_INSTRUCTIONS TO FOLLOW_: Copy every line from the material below that holds "机械设备安装工程施工及验收规范".

[Begin]

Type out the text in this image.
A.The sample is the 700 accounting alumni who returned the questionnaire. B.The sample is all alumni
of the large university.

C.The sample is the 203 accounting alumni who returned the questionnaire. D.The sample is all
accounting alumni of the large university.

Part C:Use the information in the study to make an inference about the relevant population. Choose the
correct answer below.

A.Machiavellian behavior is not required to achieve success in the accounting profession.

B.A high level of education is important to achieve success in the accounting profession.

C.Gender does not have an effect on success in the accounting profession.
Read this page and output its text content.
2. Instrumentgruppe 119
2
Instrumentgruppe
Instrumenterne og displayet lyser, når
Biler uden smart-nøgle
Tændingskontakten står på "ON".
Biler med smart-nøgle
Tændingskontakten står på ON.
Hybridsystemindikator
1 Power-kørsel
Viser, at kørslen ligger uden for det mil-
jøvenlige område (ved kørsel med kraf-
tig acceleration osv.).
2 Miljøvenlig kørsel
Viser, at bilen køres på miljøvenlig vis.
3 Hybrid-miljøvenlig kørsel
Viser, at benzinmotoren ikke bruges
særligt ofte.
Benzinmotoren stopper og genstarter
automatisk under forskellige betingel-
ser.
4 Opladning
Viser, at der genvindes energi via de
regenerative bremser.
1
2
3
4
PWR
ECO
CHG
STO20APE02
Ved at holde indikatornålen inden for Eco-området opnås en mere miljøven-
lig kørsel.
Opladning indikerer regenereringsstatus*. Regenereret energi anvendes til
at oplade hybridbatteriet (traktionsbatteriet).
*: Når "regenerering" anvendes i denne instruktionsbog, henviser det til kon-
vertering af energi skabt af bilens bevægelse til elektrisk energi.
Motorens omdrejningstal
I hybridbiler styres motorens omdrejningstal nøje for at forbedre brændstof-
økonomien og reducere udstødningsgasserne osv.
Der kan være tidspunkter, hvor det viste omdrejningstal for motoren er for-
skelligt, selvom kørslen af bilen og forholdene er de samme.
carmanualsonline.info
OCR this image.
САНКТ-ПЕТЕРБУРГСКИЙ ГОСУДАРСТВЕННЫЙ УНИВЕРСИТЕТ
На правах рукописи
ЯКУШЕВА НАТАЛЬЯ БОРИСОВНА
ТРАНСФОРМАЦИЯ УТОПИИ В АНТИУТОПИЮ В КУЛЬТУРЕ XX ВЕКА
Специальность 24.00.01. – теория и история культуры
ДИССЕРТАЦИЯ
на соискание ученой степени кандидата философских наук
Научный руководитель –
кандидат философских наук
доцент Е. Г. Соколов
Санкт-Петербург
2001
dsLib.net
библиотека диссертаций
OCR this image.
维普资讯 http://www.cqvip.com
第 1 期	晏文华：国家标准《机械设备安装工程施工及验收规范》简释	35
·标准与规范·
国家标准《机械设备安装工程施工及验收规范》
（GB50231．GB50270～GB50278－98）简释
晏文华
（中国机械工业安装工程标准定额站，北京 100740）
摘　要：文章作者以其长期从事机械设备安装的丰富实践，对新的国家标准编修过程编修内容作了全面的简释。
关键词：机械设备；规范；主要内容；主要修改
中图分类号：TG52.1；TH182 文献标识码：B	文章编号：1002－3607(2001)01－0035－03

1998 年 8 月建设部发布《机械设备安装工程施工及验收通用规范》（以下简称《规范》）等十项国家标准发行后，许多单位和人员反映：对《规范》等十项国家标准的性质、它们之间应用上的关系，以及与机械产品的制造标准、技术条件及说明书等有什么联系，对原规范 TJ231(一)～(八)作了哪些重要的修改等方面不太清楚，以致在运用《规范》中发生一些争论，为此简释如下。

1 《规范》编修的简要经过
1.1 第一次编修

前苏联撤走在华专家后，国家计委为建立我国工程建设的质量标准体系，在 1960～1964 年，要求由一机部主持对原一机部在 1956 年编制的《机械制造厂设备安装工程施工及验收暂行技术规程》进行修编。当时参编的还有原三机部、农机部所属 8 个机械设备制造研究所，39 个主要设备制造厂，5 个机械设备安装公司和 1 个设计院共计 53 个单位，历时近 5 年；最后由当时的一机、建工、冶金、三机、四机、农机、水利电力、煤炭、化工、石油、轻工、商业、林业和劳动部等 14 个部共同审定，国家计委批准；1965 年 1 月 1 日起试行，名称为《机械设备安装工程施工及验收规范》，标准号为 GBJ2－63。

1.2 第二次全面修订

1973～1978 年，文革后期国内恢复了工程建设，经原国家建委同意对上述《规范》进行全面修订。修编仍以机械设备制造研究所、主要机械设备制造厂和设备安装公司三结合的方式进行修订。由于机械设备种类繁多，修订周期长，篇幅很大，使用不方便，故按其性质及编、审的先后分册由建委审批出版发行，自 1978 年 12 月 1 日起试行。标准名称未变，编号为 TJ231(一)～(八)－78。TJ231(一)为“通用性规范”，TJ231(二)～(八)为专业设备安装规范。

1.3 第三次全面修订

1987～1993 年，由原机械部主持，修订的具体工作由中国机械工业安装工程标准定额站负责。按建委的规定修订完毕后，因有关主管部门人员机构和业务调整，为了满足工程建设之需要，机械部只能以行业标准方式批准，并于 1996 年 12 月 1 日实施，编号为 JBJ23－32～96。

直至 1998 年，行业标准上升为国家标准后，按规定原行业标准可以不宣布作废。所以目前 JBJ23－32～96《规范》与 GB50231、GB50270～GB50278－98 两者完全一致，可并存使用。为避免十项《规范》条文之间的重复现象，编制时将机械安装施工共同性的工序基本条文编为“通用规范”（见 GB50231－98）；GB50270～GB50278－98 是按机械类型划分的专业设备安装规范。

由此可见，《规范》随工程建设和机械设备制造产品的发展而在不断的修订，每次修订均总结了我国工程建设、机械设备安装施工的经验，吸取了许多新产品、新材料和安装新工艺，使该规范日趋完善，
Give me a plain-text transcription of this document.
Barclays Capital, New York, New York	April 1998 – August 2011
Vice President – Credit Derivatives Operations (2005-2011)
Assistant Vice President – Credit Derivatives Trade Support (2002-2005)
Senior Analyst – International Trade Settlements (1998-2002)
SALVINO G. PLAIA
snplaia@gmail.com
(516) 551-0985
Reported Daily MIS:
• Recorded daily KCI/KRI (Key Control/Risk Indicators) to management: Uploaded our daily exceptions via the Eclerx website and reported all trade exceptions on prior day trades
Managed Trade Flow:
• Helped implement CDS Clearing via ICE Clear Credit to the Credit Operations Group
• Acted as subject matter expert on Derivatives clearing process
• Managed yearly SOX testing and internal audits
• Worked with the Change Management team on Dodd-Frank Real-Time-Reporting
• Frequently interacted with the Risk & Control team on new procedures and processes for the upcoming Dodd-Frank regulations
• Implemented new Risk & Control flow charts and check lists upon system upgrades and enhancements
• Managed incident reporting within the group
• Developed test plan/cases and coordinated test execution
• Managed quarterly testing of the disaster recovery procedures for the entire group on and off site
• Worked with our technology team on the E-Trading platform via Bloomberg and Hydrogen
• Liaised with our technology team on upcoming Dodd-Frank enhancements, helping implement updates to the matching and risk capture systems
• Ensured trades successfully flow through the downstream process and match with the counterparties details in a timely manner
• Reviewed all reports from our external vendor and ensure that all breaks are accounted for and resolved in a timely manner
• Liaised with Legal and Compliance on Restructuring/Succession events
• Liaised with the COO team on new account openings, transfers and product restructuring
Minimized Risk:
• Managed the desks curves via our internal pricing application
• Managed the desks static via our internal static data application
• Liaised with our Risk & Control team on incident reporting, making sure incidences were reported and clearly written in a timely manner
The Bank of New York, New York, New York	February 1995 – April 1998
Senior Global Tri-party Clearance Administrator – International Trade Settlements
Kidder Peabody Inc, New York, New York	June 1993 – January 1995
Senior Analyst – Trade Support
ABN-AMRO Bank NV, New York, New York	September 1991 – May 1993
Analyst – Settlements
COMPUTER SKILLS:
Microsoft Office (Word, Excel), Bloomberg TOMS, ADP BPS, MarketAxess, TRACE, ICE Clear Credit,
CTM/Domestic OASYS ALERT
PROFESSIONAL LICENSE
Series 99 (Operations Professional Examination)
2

[End]

_RESPONSE TO THE TASK_:
第 1 期	晏文华：国家标准《机械设备安装工程施工及验收规范》简释	35
国家标准《机械设备安装工程施工及验收规范》
前苏联撤走在华专家后，国家计委为建立我国工程建设的质量标准体系，在 1960～1964 年，要求由一机部主持对原一机部在 1956 年编制的《机械制造厂设备安装工程施工及验收暂行技术规程》进行修编。当时参编的还有原三机部、农机部所属 8 个机械设备制造研究所，39 个主要设备制造厂，5 个机械设备安装公司和 1 个设计院共计 53 个单位，历时近 5 年；最后由当时的一机、建工、冶金、三机、四机、农机、水利电力、煤炭、化工、石油、轻工、商业、林业和劳动部等 14 个部共同审定，国家计委批准；1965 年 1 月 1 日起试行，名称为《机械设备安装工程施工及验收规范》，标准号为 GBJ2－63。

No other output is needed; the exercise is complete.